Aim of the task
Reproduce every record below exactly as written, but leave out any pictures.

Dataset records
-------
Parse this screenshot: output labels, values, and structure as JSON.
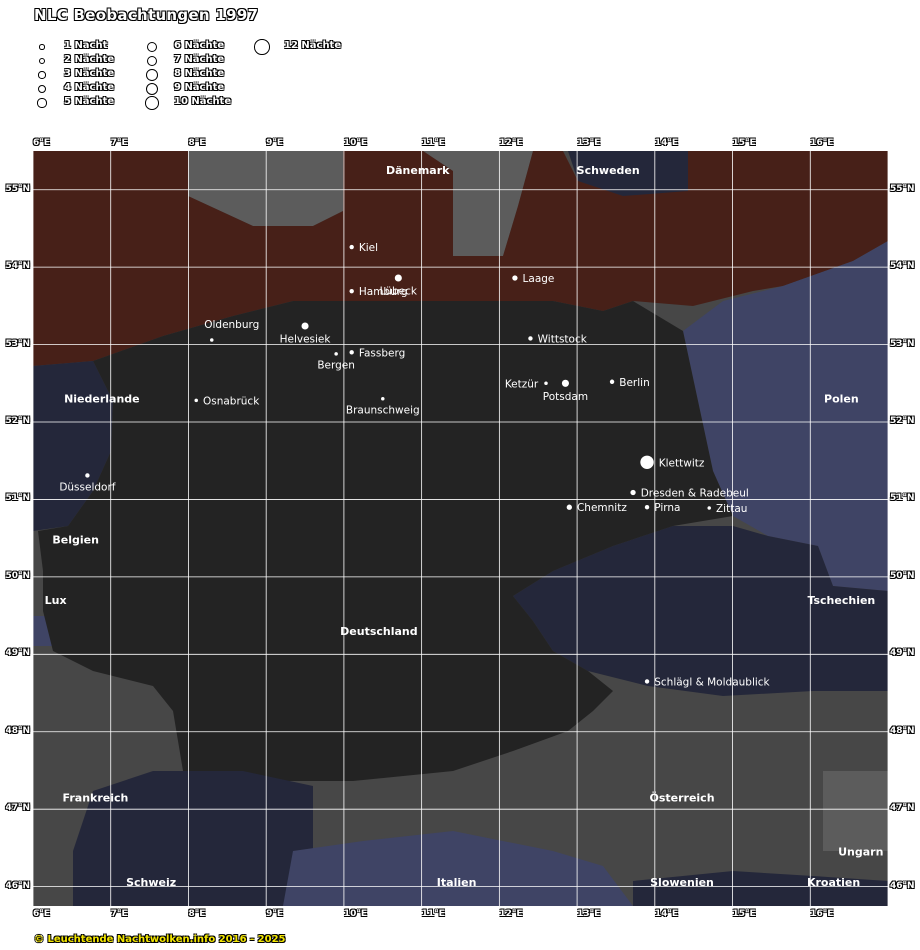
{
  "title": "NLC Beobachtungen 1997",
  "legend": [
    {
      "label": "1 Nacht",
      "nights": 1
    },
    {
      "label": "2 Nächte",
      "nights": 2
    },
    {
      "label": "3 Nächte",
      "nights": 3
    },
    {
      "label": "4 Nächte",
      "nights": 4
    },
    {
      "label": "5 Nächte",
      "nights": 5
    },
    {
      "label": "6 Nächte",
      "nights": 6
    },
    {
      "label": "7 Nächte",
      "nights": 7
    },
    {
      "label": "8 Nächte",
      "nights": 8
    },
    {
      "label": "9 Nächte",
      "nights": 9
    },
    {
      "label": "10 Nächte",
      "nights": 10
    },
    {
      "label": "12 Nächte",
      "nights": 12
    }
  ],
  "lon_labels": [
    "6°E",
    "7°E",
    "8°E",
    "9°E",
    "10°E",
    "11°E",
    "12°E",
    "13°E",
    "14°E",
    "15°E",
    "16°E"
  ],
  "lat_labels": [
    "55°N",
    "54°N",
    "53°N",
    "52°N",
    "51°N",
    "50°N",
    "49°N",
    "48°N",
    "47°N",
    "46°N"
  ],
  "bounds": {
    "lon_min": 6,
    "lon_max": 17,
    "lat_min": 45.75,
    "lat_max": 55.5
  },
  "colors": {
    "germany": "#232323",
    "sea": "#3f4465",
    "sea_dark": "#24273a",
    "land_gray": "#474747",
    "land_light": "#5c5c5c",
    "land_brown": "#472018",
    "grid": "#ffffff",
    "dot": "#ffffff",
    "label": "#ffffff",
    "copyright": "#f3e600"
  },
  "countries": [
    {
      "name": "Dänemark",
      "lon": 10.95,
      "lat": 55.2
    },
    {
      "name": "Schweden",
      "lon": 13.4,
      "lat": 55.2
    },
    {
      "name": "Niederlande",
      "lon": 6.4,
      "lat": 52.25
    },
    {
      "name": "Polen",
      "lon": 16.4,
      "lat": 52.25
    },
    {
      "name": "Belgien",
      "lon": 6.25,
      "lat": 50.43
    },
    {
      "name": "Lux",
      "lon": 6.15,
      "lat": 49.65
    },
    {
      "name": "Tschechien",
      "lon": 16.4,
      "lat": 49.65
    },
    {
      "name": "Deutschland",
      "lon": 10.45,
      "lat": 49.25
    },
    {
      "name": "Frankreich",
      "lon": 6.38,
      "lat": 47.1
    },
    {
      "name": "Österreich",
      "lon": 14.35,
      "lat": 47.1
    },
    {
      "name": "Ungarn",
      "lon": 16.65,
      "lat": 46.4
    },
    {
      "name": "Schweiz",
      "lon": 7.52,
      "lat": 46.01
    },
    {
      "name": "Italien",
      "lon": 11.45,
      "lat": 46.01
    },
    {
      "name": "Slowenien",
      "lon": 14.35,
      "lat": 46.01
    },
    {
      "name": "Kroatien",
      "lon": 16.3,
      "lat": 46.01
    }
  ],
  "stations": [
    {
      "name": "Kiel",
      "lon": 10.1,
      "lat": 54.26,
      "nights": 2,
      "label_pos": "right"
    },
    {
      "name": "Lübeck",
      "lon": 10.7,
      "lat": 53.86,
      "nights": 5,
      "label_pos": "below"
    },
    {
      "name": "Laage",
      "lon": 12.2,
      "lat": 53.86,
      "nights": 3,
      "label_pos": "right"
    },
    {
      "name": "Hamburg",
      "lon": 10.1,
      "lat": 53.69,
      "nights": 2,
      "label_pos": "right"
    },
    {
      "name": "Oldenburg",
      "lon": 8.3,
      "lat": 53.06,
      "nights": 1,
      "label_pos": "above"
    },
    {
      "name": "Helvesiek",
      "lon": 9.5,
      "lat": 53.24,
      "nights": 5,
      "label_pos": "below"
    },
    {
      "name": "Wittstock",
      "lon": 12.4,
      "lat": 53.08,
      "nights": 2,
      "label_pos": "right"
    },
    {
      "name": "Bergen",
      "lon": 9.9,
      "lat": 52.88,
      "nights": 1,
      "label_pos": "below"
    },
    {
      "name": "Fassberg",
      "lon": 10.1,
      "lat": 52.9,
      "nights": 2,
      "label_pos": "right"
    },
    {
      "name": "Ketzür",
      "lon": 12.6,
      "lat": 52.5,
      "nights": 1,
      "label_pos": "left"
    },
    {
      "name": "Potsdam",
      "lon": 12.85,
      "lat": 52.5,
      "nights": 5,
      "label_pos": "below"
    },
    {
      "name": "Berlin",
      "lon": 13.45,
      "lat": 52.52,
      "nights": 2,
      "label_pos": "right"
    },
    {
      "name": "Osnabrück",
      "lon": 8.1,
      "lat": 52.28,
      "nights": 1,
      "label_pos": "right"
    },
    {
      "name": "Braunschweig",
      "lon": 10.5,
      "lat": 52.3,
      "nights": 1,
      "label_pos": "below"
    },
    {
      "name": "Düsseldorf",
      "lon": 6.7,
      "lat": 51.31,
      "nights": 2,
      "label_pos": "below"
    },
    {
      "name": "Klettwitz",
      "lon": 13.9,
      "lat": 51.48,
      "nights": 12,
      "label_pos": "right"
    },
    {
      "name": "Dresden & Radebeul",
      "lon": 13.72,
      "lat": 51.09,
      "nights": 3,
      "label_pos": "right"
    },
    {
      "name": "Chemnitz",
      "lon": 12.9,
      "lat": 50.9,
      "nights": 3,
      "label_pos": "right"
    },
    {
      "name": "Pirna",
      "lon": 13.9,
      "lat": 50.9,
      "nights": 2,
      "label_pos": "right"
    },
    {
      "name": "Zittau",
      "lon": 14.7,
      "lat": 50.89,
      "nights": 1,
      "label_pos": "right"
    },
    {
      "name": "Schlägl & Moldaublick",
      "lon": 13.9,
      "lat": 48.65,
      "nights": 2,
      "label_pos": "right"
    }
  ],
  "copyright": "© Leuchtende Nachtwolken.info 2016 - 2025"
}
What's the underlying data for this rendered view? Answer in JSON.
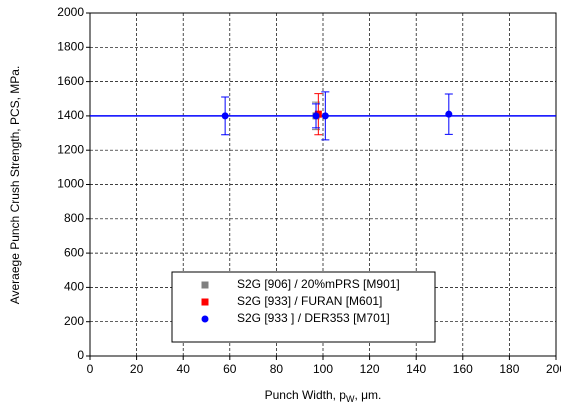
{
  "chart_data": {
    "type": "scatter",
    "x_label": "Punch Width, p",
    "x_label_sub": "W",
    "x_label_end": ", μm.",
    "y_label": "Averaege Punch Crush Strength, PCS, MPa.",
    "xlim": [
      0,
      200
    ],
    "xticks": [
      0,
      20,
      40,
      60,
      80,
      100,
      120,
      140,
      160,
      180,
      200
    ],
    "ylim": [
      0,
      2000
    ],
    "yticks": [
      0,
      200,
      400,
      600,
      800,
      1000,
      1200,
      1400,
      1600,
      1800,
      2000
    ],
    "grid": true,
    "legend": "lower center",
    "hline": {
      "value": 1400,
      "color": "#0000ff"
    },
    "series": [
      {
        "name": "S2G [906] / 20%mPRS [M901]",
        "color": "#808080",
        "marker": "square",
        "x": [
          97
        ],
        "values": [
          1400
        ],
        "errors": [
          80
        ]
      },
      {
        "name": "S2G [933] / FURAN [M601]",
        "color": "#ff0000",
        "marker": "square",
        "x": [
          98
        ],
        "values": [
          1410
        ],
        "errors": [
          120
        ]
      },
      {
        "name": "S2G [933 ] / DER353 [M701]",
        "color": "#0000ff",
        "marker": "circle",
        "x": [
          58,
          97,
          101,
          154
        ],
        "values": [
          1400,
          1400,
          1400,
          1410
        ],
        "errors": [
          110,
          70,
          140,
          118
        ]
      }
    ]
  }
}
-------
Written answer
Parse this screenshot: output labels, values, and structure as JSON.
{
  "title": "NLC Beobachtungen 1997",
  "legend": [
    {
      "label": "1 Nacht",
      "nights": 1
    },
    {
      "label": "2 Nächte",
      "nights": 2
    },
    {
      "label": "3 Nächte",
      "nights": 3
    },
    {
      "label": "4 Nächte",
      "nights": 4
    },
    {
      "label": "5 Nächte",
      "nights": 5
    },
    {
      "label": "6 Nächte",
      "nights": 6
    },
    {
      "label": "7 Nächte",
      "nights": 7
    },
    {
      "label": "8 Nächte",
      "nights": 8
    },
    {
      "label": "9 Nächte",
      "nights": 9
    },
    {
      "label": "10 Nächte",
      "nights": 10
    },
    {
      "label": "12 Nächte",
      "nights": 12
    }
  ],
  "lon_labels": [
    "6°E",
    "7°E",
    "8°E",
    "9°E",
    "10°E",
    "11°E",
    "12°E",
    "13°E",
    "14°E",
    "15°E",
    "16°E"
  ],
  "lat_labels": [
    "55°N",
    "54°N",
    "53°N",
    "52°N",
    "51°N",
    "50°N",
    "49°N",
    "48°N",
    "47°N",
    "46°N"
  ],
  "bounds": {
    "lon_min": 6,
    "lon_max": 17,
    "lat_min": 45.75,
    "lat_max": 55.5
  },
  "colors": {
    "germany": "#232323",
    "sea": "#3f4465",
    "sea_dark": "#24273a",
    "land_gray": "#474747",
    "land_light": "#5c5c5c",
    "land_brown": "#472018",
    "grid": "#ffffff",
    "dot": "#ffffff",
    "label": "#ffffff",
    "copyright": "#f3e600"
  },
  "countries": [
    {
      "name": "Dänemark",
      "lon": 10.95,
      "lat": 55.2
    },
    {
      "name": "Schweden",
      "lon": 13.4,
      "lat": 55.2
    },
    {
      "name": "Niederlande",
      "lon": 6.4,
      "lat": 52.25
    },
    {
      "name": "Polen",
      "lon": 16.4,
      "lat": 52.25
    },
    {
      "name": "Belgien",
      "lon": 6.25,
      "lat": 50.43
    },
    {
      "name": "Lux",
      "lon": 6.15,
      "lat": 49.65
    },
    {
      "name": "Tschechien",
      "lon": 16.4,
      "lat": 49.65
    },
    {
      "name": "Deutschland",
      "lon": 10.45,
      "lat": 49.25
    },
    {
      "name": "Frankreich",
      "lon": 6.38,
      "lat": 47.1
    },
    {
      "name": "Österreich",
      "lon": 14.35,
      "lat": 47.1
    },
    {
      "name": "Ungarn",
      "lon": 16.65,
      "lat": 46.4
    },
    {
      "name": "Schweiz",
      "lon": 7.52,
      "lat": 46.01
    },
    {
      "name": "Italien",
      "lon": 11.45,
      "lat": 46.01
    },
    {
      "name": "Slowenien",
      "lon": 14.35,
      "lat": 46.01
    },
    {
      "name": "Kroatien",
      "lon": 16.3,
      "lat": 46.01
    }
  ],
  "stations": [
    {
      "name": "Kiel",
      "lon": 10.1,
      "lat": 54.26,
      "nights": 2,
      "label_pos": "right"
    },
    {
      "name": "Lübeck",
      "lon": 10.7,
      "lat": 53.86,
      "nights": 5,
      "label_pos": "below"
    },
    {
      "name": "Laage",
      "lon": 12.2,
      "lat": 53.86,
      "nights": 3,
      "label_pos": "right"
    },
    {
      "name": "Hamburg",
      "lon": 10.1,
      "lat": 53.69,
      "nights": 2,
      "label_pos": "right"
    },
    {
      "name": "Oldenburg",
      "lon": 8.3,
      "lat": 53.06,
      "nights": 1,
      "label_pos": "above"
    },
    {
      "name": "Helvesiek",
      "lon": 9.5,
      "lat": 53.24,
      "nights": 5,
      "label_pos": "below"
    },
    {
      "name": "Wittstock",
      "lon": 12.4,
      "lat": 53.08,
      "nights": 2,
      "label_pos": "right"
    },
    {
      "name": "Bergen",
      "lon": 9.9,
      "lat": 52.88,
      "nights": 1,
      "label_pos": "below"
    },
    {
      "name": "Fassberg",
      "lon": 10.1,
      "lat": 52.9,
      "nights": 2,
      "label_pos": "right"
    },
    {
      "name": "Ketzür",
      "lon": 12.6,
      "lat": 52.5,
      "nights": 1,
      "label_pos": "left"
    },
    {
      "name": "Potsdam",
      "lon": 12.85,
      "lat": 52.5,
      "nights": 5,
      "label_pos": "below"
    },
    {
      "name": "Berlin",
      "lon": 13.45,
      "lat": 52.52,
      "nights": 2,
      "label_pos": "right"
    },
    {
      "name": "Osnabrück",
      "lon": 8.1,
      "lat": 52.28,
      "nights": 1,
      "label_pos": "right"
    },
    {
      "name": "Braunschweig",
      "lon": 10.5,
      "lat": 52.3,
      "nights": 1,
      "label_pos": "below"
    },
    {
      "name": "Düsseldorf",
      "lon": 6.7,
      "lat": 51.31,
      "nights": 2,
      "label_pos": "below"
    },
    {
      "name": "Klettwitz",
      "lon": 13.9,
      "lat": 51.48,
      "nights": 12,
      "label_pos": "right"
    },
    {
      "name": "Dresden & Radebeul",
      "lon": 13.72,
      "lat": 51.09,
      "nights": 3,
      "label_pos": "right"
    },
    {
      "name": "Chemnitz",
      "lon": 12.9,
      "lat": 50.9,
      "nights": 3,
      "label_pos": "right"
    },
    {
      "name": "Pirna",
      "lon": 13.9,
      "lat": 50.9,
      "nights": 2,
      "label_pos": "right"
    },
    {
      "name": "Zittau",
      "lon": 14.7,
      "lat": 50.89,
      "nights": 1,
      "label_pos": "right"
    },
    {
      "name": "Schlägl & Moldaublick",
      "lon": 13.9,
      "lat": 48.65,
      "nights": 2,
      "label_pos": "right"
    }
  ],
  "copyright": "© Leuchtende Nachtwolken.info 2016 - 2025"
}
What's the underlying data for this rendered view? Answer in JSON.
{
  "chart_data": {
    "type": "scatter",
    "x_label": "Punch Width, p",
    "x_label_sub": "W",
    "x_label_end": ", μm.",
    "y_label": "Averaege Punch Crush Strength, PCS, MPa.",
    "xlim": [
      0,
      200
    ],
    "xticks": [
      0,
      20,
      40,
      60,
      80,
      100,
      120,
      140,
      160,
      180,
      200
    ],
    "ylim": [
      0,
      2000
    ],
    "yticks": [
      0,
      200,
      400,
      600,
      800,
      1000,
      1200,
      1400,
      1600,
      1800,
      2000
    ],
    "grid": true,
    "legend": "lower center",
    "hline": {
      "value": 1400,
      "color": "#0000ff"
    },
    "series": [
      {
        "name": "S2G [906] / 20%mPRS [M901]",
        "color": "#808080",
        "marker": "square",
        "x": [
          97
        ],
        "values": [
          1400
        ],
        "errors": [
          80
        ]
      },
      {
        "name": "S2G [933] / FURAN [M601]",
        "color": "#ff0000",
        "marker": "square",
        "x": [
          98
        ],
        "values": [
          1410
        ],
        "errors": [
          120
        ]
      },
      {
        "name": "S2G [933 ] / DER353 [M701]",
        "color": "#0000ff",
        "marker": "circle",
        "x": [
          58,
          97,
          101,
          154
        ],
        "values": [
          1400,
          1400,
          1400,
          1410
        ],
        "errors": [
          110,
          70,
          140,
          118
        ]
      }
    ]
  }
}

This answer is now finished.